:: Records for processing ::
=====

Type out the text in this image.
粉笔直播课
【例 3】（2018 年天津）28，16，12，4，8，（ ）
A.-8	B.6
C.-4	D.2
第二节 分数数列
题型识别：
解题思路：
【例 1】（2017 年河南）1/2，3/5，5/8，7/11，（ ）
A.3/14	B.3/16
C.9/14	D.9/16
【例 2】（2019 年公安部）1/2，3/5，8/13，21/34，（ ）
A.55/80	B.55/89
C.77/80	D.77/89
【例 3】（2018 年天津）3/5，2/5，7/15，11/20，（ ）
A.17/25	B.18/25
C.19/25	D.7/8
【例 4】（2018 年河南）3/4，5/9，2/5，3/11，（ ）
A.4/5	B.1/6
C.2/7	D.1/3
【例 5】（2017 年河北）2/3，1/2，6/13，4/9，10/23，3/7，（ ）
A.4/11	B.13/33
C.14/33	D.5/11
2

=====

:: What to produce ::
Retype the entries exactly, including every line.

:: Result for this exercise ::
Type out the text in this image.
粉笔直播课
【例 3】（2018 年天津）28，16，12，4，8，（ ）
A.-8	B.6
C.-4	D.2
第二节 分数数列
题型识别：
解题思路：
【例 1】（2017 年河南）1/2，3/5，5/8，7/11，（ ）
A.3/14	B.3/16
C.9/14	D.9/16
【例 2】（2019 年公安部）1/2，3/5，8/13，21/34，（ ）
A.55/80	B.55/89
C.77/80	D.77/89
【例 3】（2018 年天津）3/5，2/5，7/15，11/20，（ ）
A.17/25	B.18/25
C.19/25	D.7/8
【例 4】（2018 年河南）3/4，5/9，2/5，3/11，（ ）
A.4/5	B.1/6
C.2/7	D.1/3
【例 5】（2017 年河北）2/3，1/2，6/13，4/9，10/23，3/7，（ ）
A.4/11	B.13/33
C.14/33	D.5/11
2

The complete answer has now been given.